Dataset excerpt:
__________________________________________________

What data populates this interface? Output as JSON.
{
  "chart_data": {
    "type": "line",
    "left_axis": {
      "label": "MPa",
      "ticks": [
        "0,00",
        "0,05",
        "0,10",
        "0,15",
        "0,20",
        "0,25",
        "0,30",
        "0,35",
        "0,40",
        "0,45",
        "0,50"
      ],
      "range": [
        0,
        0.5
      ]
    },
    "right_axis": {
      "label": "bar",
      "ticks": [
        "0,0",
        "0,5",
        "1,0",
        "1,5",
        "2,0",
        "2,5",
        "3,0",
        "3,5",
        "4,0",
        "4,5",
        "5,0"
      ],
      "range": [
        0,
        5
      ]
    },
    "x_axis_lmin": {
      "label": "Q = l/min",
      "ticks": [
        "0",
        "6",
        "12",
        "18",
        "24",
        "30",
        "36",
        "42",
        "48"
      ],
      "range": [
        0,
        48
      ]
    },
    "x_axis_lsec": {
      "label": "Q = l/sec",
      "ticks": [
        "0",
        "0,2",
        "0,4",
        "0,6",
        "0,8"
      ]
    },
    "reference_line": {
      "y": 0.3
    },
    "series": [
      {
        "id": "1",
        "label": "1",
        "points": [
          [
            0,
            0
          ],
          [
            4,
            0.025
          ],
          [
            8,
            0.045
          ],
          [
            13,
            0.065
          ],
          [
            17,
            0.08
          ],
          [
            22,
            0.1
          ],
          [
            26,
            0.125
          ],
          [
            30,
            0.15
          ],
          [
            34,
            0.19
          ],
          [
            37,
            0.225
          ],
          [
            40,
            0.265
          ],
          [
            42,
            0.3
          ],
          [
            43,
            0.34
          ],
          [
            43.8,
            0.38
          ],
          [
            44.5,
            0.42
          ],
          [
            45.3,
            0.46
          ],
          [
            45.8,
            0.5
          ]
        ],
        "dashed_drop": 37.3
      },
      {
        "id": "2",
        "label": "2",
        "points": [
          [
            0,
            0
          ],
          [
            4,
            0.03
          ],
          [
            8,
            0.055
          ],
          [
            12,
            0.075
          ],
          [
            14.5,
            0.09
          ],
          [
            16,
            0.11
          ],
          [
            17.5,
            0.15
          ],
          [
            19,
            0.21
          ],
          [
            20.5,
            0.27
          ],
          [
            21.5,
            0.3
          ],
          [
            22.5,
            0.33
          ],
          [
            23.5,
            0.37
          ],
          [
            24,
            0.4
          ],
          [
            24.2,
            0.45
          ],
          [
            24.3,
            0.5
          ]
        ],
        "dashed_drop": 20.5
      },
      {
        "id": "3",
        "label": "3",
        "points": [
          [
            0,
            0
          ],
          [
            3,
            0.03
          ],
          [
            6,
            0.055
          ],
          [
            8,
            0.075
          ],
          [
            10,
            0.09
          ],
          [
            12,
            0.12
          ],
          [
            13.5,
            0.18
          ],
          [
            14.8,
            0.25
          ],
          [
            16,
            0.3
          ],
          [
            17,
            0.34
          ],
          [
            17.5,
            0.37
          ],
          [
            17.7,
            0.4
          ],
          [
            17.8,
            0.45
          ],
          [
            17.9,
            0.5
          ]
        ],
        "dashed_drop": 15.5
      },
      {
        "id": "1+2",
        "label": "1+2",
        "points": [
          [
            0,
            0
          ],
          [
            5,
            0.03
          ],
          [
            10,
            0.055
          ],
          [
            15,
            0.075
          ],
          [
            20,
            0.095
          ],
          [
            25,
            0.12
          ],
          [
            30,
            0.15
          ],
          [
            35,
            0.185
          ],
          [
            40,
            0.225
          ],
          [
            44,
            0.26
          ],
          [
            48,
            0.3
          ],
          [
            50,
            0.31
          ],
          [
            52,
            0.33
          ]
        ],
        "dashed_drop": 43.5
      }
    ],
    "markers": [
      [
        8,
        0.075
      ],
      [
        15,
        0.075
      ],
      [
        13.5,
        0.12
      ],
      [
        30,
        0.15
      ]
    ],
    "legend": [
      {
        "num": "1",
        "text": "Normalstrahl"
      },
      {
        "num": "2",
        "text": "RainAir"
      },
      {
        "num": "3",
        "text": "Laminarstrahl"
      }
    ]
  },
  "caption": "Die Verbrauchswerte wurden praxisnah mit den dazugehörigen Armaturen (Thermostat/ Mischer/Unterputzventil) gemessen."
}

__________________________________________________

▶ Exercise goal
Whichever lines contain the string "label", select and copy them.

▶ Answer below
      "label": "MPa",
      "label": "bar",
      "label": "Q = l/min",
      "label": "Q = l/sec",
        "label": "1",
        "label": "2",
        "label": "3",
        "label": "1+2",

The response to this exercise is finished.